**The task**
Copy every entry word for word, but skip the pictures.

■ ■ ■ ■

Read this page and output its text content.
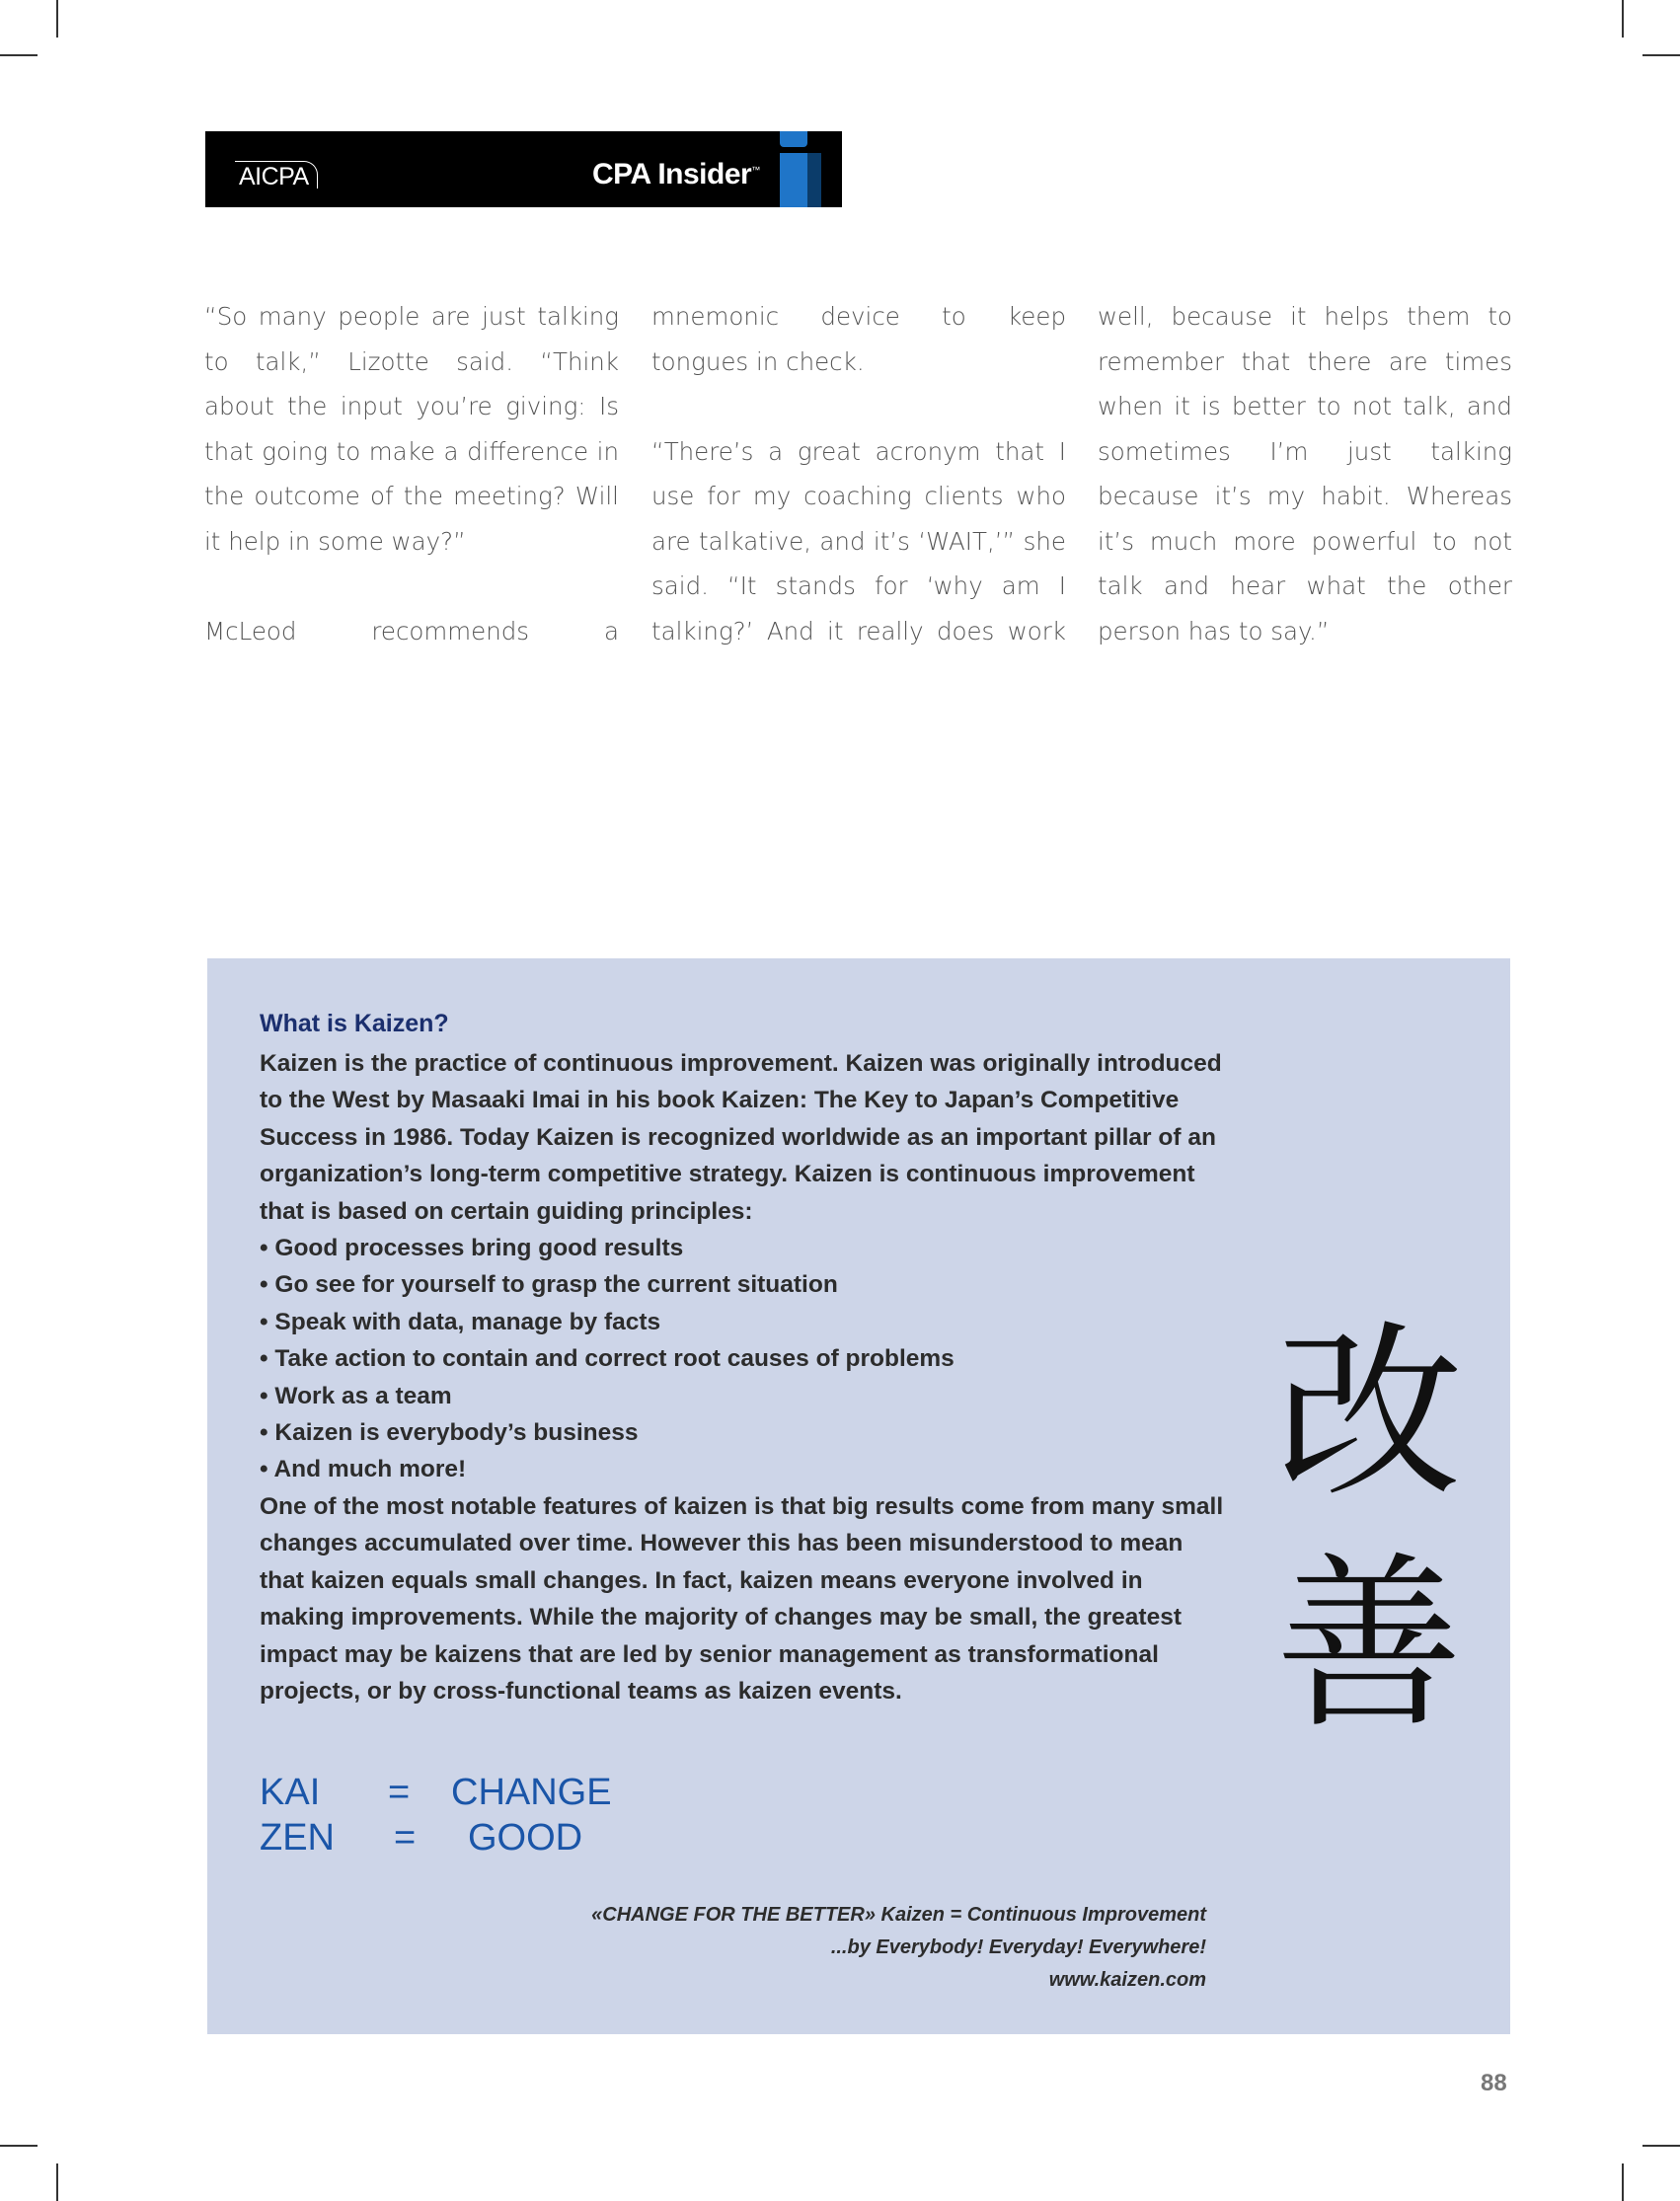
AICPA	CPA Insider™

“So many people are just talking to talk,” Lizotte said. “Think about the input you’re giving: Is that going to make a difference in the outcome of the meeting? Will it help in some way?”

McLeod	recommends	a

mnemonic device to keep tongues in check.

“There’s a great acronym that I use for my coaching clients who are talkative, and it’s ‘WAIT,’” she said. “It stands for ‘why am I talking?’ And it really does work

well, because it helps them to remember that there are times when it is better to not talk, and sometimes I’m just talking because it’s my habit. Whereas it’s much more powerful to not talk and hear what the other person has to say.”

What is Kaizen?

Kaizen is the practice of continuous improvement. Kaizen was originally introduced to the West by Masaaki Imai in his book Kaizen: The Key to Japan’s Competitive Success in 1986. Today Kaizen is recognized worldwide as an important pillar of an organization’s long-term competitive strategy. Kaizen is continuous improvement that is based on certain guiding principles:

• Good processes bring good results
• Go see for yourself to grasp the current situation
• Speak with data, manage by facts
• Take action to contain and correct root causes of problems
• Work as a team
• Kaizen is everybody’s business
• And much more!

One of the most notable features of kaizen is that big results come from many small changes accumulated over time. However this has been misunderstood to mean that kaizen equals small changes. In fact, kaizen means everyone involved in making improvements. While the majority of changes may be small, the greatest impact may be kaizens that are led by senior management as transformational projects, or by cross-functional teams as kaizen events.

改
善
KAI = CHANGE
ZEN = GOOD
«CHANGE FOR THE BETTER» Kaizen = Continuous Improvement
...by Everybody! Everyday! Everywhere!
www.kaizen.com
88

■ ■ ■ ■

**Correct response**
Read this page and output its text content.
AICPA	CPA Insider™

“So many people are just talking to talk,” Lizotte said. “Think about the input you’re giving: Is that going to make a difference in the outcome of the meeting? Will it help in some way?”

McLeod	recommends	a

mnemonic device to keep tongues in check.

“There’s a great acronym that I use for my coaching clients who are talkative, and it’s ‘WAIT,’” she said. “It stands for ‘why am I talking?’ And it really does work

well, because it helps them to remember that there are times when it is better to not talk, and sometimes I’m just talking because it’s my habit. Whereas it’s much more powerful to not talk and hear what the other person has to say.”

What is Kaizen?

Kaizen is the practice of continuous improvement. Kaizen was originally introduced to the West by Masaaki Imai in his book Kaizen: The Key to Japan’s Competitive Success in 1986. Today Kaizen is recognized worldwide as an important pillar of an organization’s long-term competitive strategy. Kaizen is continuous improvement that is based on certain guiding principles:

• Good processes bring good results
• Go see for yourself to grasp the current situation
• Speak with data, manage by facts
• Take action to contain and correct root causes of problems
• Work as a team
• Kaizen is everybody’s business
• And much more!

One of the most notable features of kaizen is that big results come from many small changes accumulated over time. However this has been misunderstood to mean that kaizen equals small changes. In fact, kaizen means everyone involved in making improvements. While the majority of changes may be small, the greatest impact may be kaizens that are led by senior management as transformational projects, or by cross-functional teams as kaizen events.

改
善
KAI = CHANGE
ZEN = GOOD
«CHANGE FOR THE BETTER» Kaizen = Continuous Improvement
...by Everybody! Everyday! Everywhere!
www.kaizen.com
88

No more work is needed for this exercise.